Go through the entries one line at a time, and gather every line that has the word "何处无竹柏".
* * * * * * * * *
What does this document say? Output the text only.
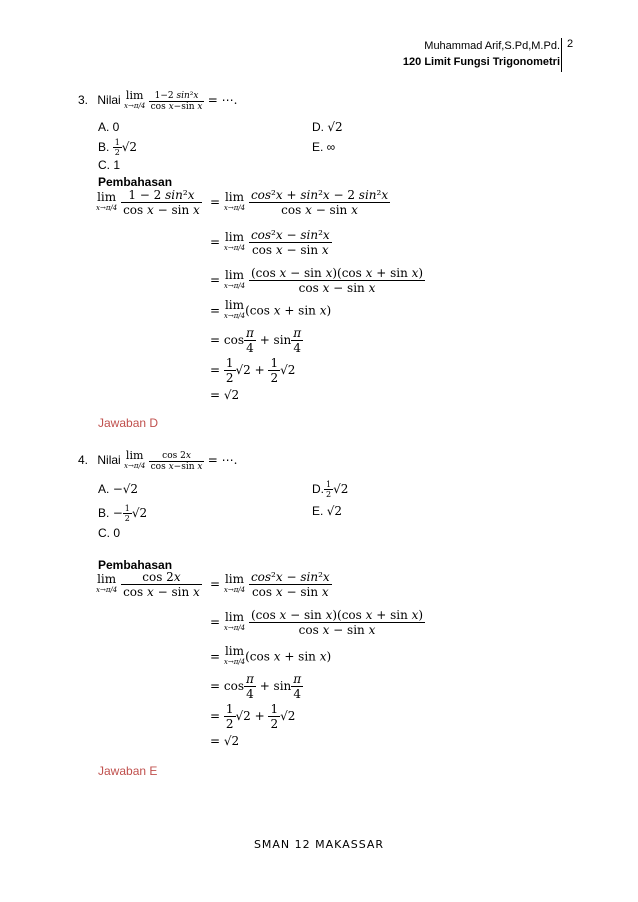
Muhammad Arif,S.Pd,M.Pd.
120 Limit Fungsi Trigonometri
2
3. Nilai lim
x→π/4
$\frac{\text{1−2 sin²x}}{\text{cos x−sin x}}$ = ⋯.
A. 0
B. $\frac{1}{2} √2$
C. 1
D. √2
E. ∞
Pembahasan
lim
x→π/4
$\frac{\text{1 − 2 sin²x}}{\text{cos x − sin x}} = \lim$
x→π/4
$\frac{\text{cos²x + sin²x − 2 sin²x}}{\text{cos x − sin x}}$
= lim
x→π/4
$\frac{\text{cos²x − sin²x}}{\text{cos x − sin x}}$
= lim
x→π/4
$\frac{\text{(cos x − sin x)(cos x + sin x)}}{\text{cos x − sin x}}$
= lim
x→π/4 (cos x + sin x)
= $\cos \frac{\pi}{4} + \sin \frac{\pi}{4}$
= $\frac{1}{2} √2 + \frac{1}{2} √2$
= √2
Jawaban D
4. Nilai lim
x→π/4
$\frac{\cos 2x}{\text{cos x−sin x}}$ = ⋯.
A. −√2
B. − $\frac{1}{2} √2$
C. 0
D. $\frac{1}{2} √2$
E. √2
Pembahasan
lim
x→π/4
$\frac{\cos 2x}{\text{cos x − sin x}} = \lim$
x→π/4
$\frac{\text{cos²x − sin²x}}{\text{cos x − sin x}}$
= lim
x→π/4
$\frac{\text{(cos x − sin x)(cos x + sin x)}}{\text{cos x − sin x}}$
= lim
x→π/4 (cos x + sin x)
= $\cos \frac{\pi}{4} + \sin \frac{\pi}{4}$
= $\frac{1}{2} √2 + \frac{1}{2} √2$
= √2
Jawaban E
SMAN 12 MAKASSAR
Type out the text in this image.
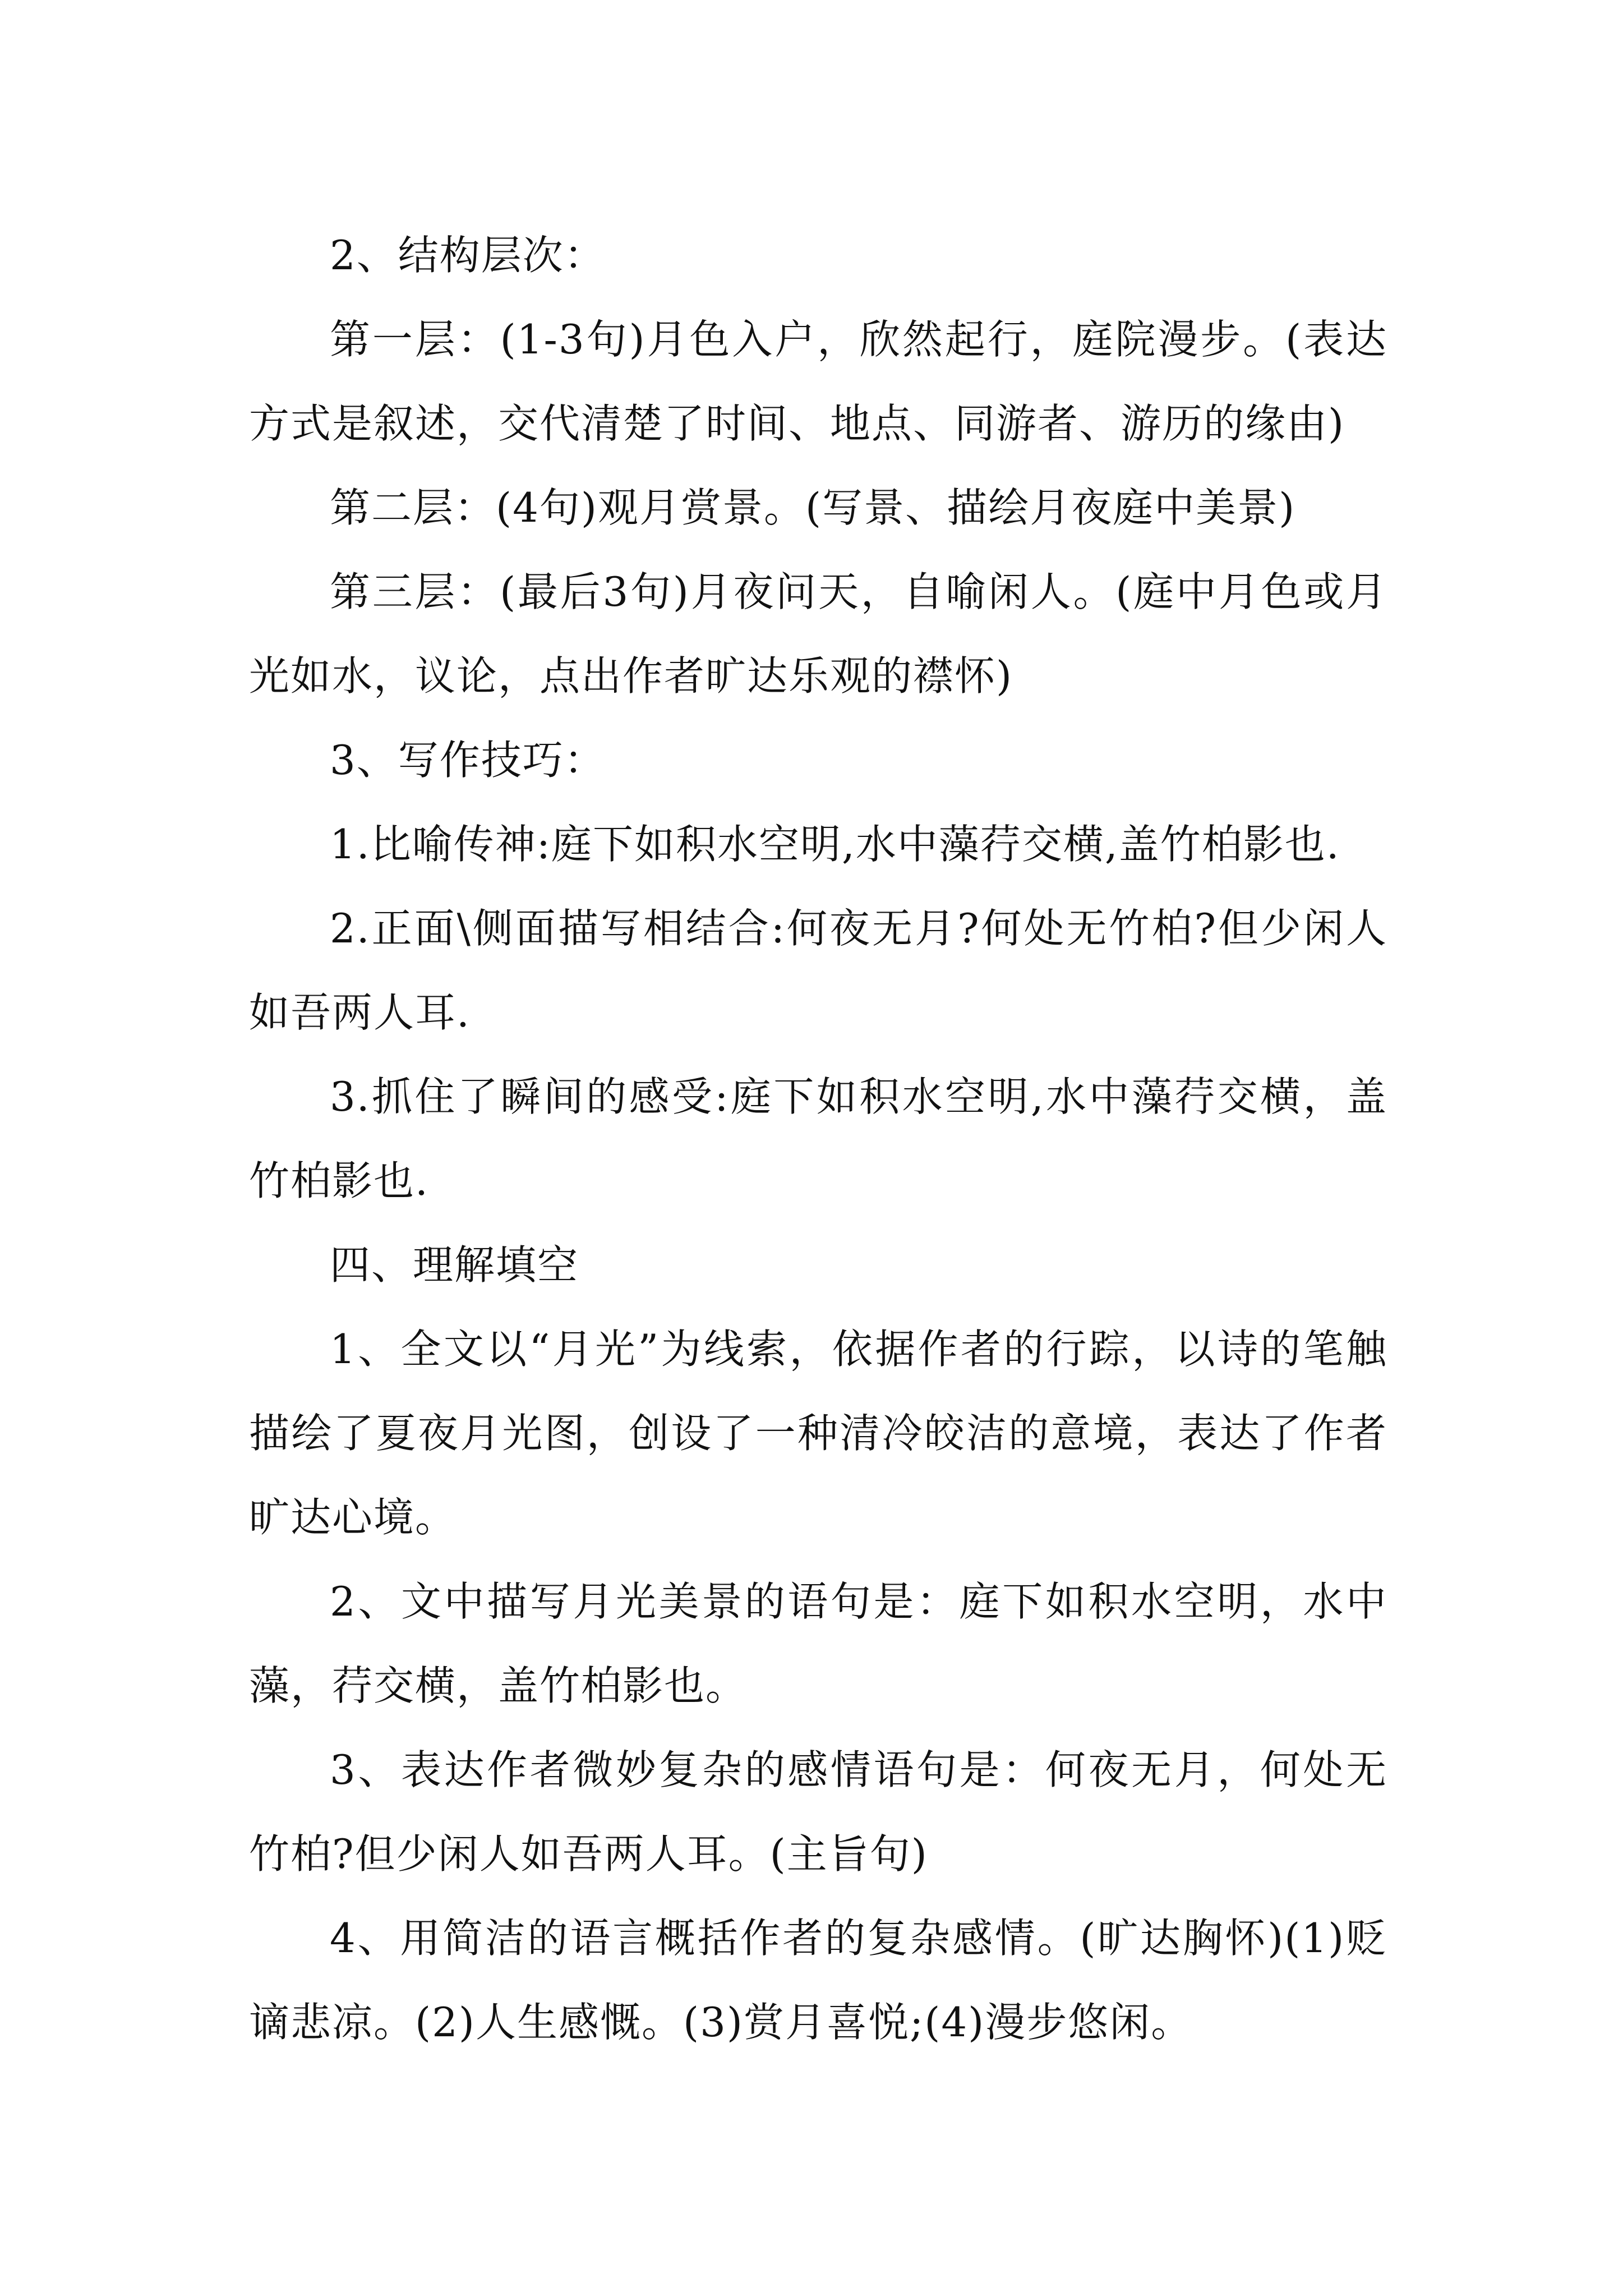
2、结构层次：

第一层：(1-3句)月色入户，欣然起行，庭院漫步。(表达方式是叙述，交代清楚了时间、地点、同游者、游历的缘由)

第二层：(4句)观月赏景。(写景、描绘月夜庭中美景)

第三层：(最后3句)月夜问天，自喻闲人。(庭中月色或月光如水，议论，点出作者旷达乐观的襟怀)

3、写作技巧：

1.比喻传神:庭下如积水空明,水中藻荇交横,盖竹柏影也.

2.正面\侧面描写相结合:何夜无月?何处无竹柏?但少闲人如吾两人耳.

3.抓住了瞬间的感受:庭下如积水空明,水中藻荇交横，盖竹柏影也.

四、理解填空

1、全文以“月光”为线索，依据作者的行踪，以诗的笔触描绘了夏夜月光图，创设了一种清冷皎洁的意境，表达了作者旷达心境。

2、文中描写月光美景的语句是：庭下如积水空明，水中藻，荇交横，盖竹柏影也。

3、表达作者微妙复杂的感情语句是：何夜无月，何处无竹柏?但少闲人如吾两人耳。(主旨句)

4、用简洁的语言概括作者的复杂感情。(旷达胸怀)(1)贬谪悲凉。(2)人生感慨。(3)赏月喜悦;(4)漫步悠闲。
* * * * * * * * *
Problem solution:
2.正面\侧面描写相结合:何夜无月?何处无竹柏?但少闲人如吾两人耳.
3、表达作者微妙复杂的感情语句是：何夜无月，何处无竹柏?但少闲人如吾两人耳。(主旨句)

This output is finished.